***** Data *****
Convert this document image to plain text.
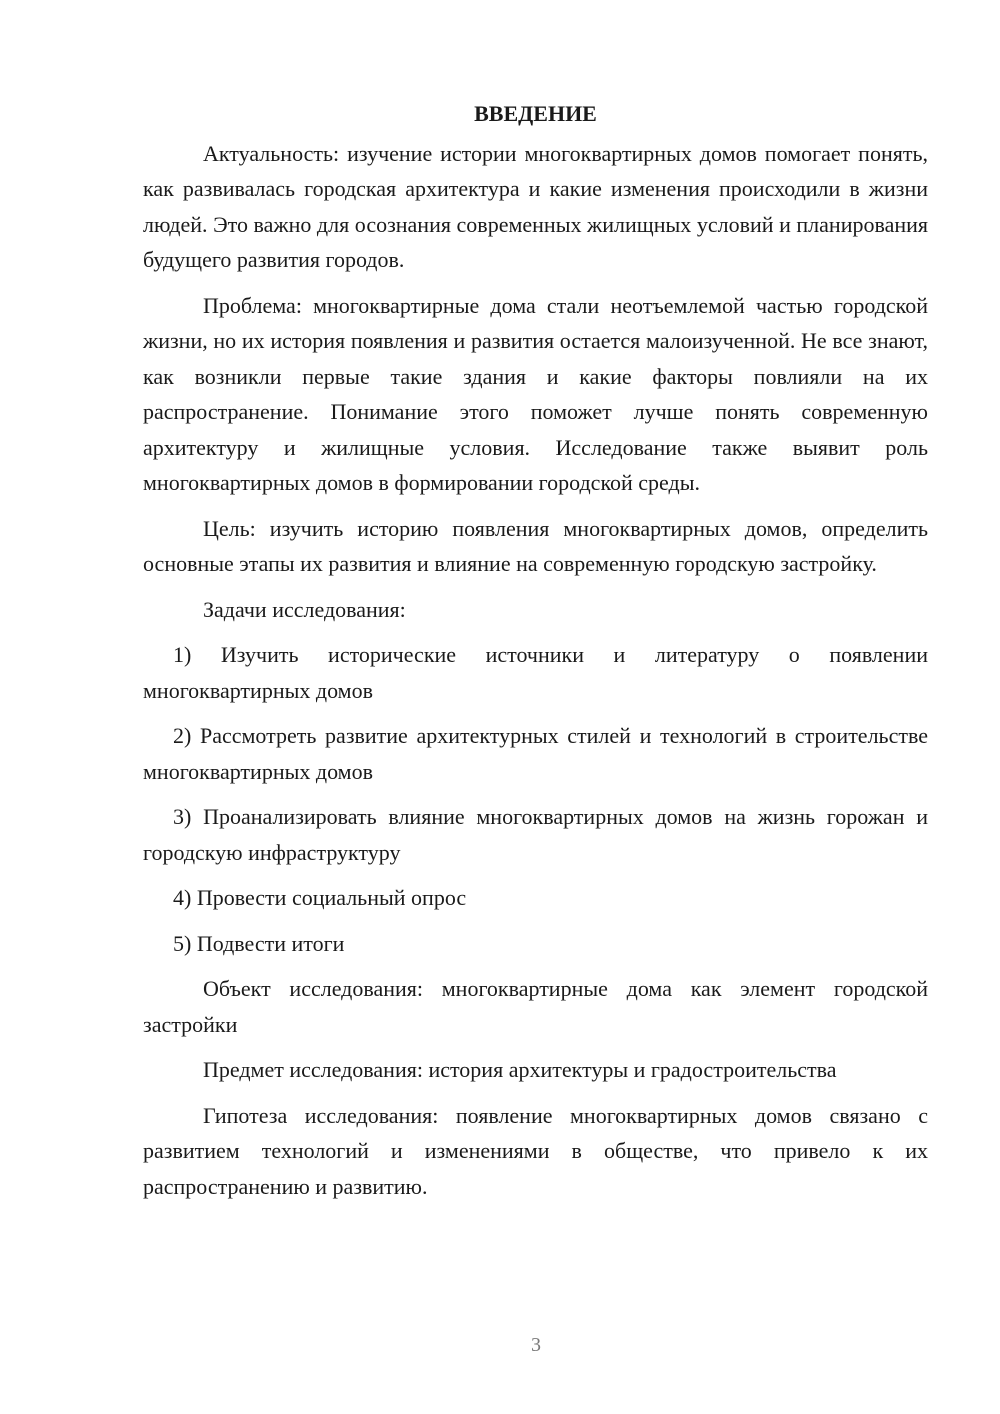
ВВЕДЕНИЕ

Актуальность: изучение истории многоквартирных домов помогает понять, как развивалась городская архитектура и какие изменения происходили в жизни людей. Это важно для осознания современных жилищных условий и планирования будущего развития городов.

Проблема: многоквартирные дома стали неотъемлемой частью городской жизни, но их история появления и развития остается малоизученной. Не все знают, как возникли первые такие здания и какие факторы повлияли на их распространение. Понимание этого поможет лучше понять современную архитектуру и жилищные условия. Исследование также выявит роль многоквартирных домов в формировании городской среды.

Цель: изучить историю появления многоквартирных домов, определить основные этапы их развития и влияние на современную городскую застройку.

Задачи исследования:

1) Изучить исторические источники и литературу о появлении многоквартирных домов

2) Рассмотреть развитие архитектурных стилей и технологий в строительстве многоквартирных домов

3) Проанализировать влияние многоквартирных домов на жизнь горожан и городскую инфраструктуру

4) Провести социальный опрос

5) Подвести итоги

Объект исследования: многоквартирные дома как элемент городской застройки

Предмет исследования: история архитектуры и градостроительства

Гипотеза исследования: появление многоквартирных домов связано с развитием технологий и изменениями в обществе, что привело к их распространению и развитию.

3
*****
***** Data *****
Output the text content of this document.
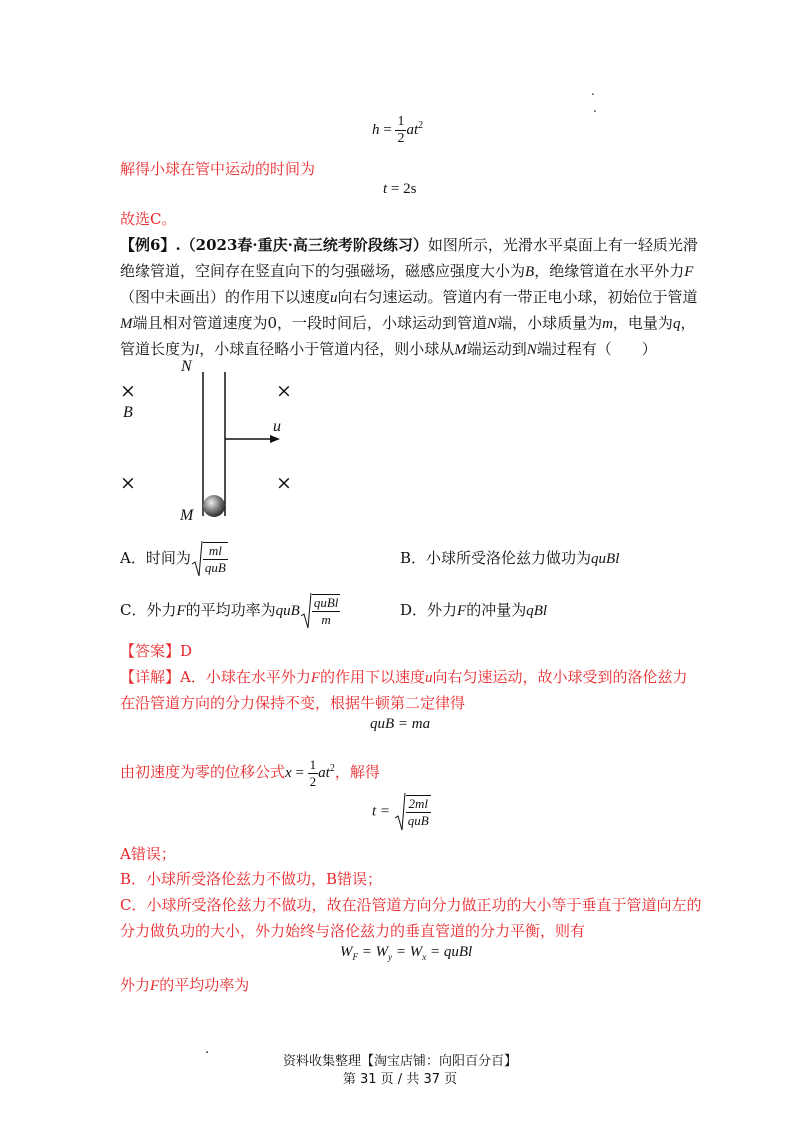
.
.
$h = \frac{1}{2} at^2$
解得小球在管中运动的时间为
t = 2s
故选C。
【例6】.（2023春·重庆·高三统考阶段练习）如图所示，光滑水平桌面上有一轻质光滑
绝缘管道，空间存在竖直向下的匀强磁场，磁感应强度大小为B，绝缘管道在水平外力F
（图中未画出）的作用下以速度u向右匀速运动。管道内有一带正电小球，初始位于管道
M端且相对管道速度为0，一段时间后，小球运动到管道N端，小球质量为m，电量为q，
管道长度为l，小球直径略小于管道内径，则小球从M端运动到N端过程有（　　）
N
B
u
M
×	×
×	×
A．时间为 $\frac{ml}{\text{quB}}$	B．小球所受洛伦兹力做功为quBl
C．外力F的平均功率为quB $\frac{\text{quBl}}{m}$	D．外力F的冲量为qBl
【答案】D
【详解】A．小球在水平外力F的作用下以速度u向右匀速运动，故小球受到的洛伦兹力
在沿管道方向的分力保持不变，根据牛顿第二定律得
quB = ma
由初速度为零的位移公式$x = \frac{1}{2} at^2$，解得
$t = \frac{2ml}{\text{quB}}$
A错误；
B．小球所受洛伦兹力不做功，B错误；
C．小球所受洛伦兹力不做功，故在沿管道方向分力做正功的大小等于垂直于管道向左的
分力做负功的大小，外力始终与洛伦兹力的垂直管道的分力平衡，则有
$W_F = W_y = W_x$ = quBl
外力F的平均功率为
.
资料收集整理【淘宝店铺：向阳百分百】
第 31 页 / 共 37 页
*****
§ Stated exercise: Filter the entries and copy out every line with the word "появления".

§ Exercise response:
Проблема: многоквартирные дома стали неотъемлемой частью городской жизни, но их история появления и развития остается малоизученной. Не все знают, как возникли первые такие здания и какие факторы повлияли на их распространение. Понимание этого поможет лучше понять современную архитектуру и жилищные условия. Исследование также выявит роль многоквартирных домов в формировании городской среды.
Цель: изучить историю появления многоквартирных домов, определить основные этапы их развития и влияние на современную городскую застройку.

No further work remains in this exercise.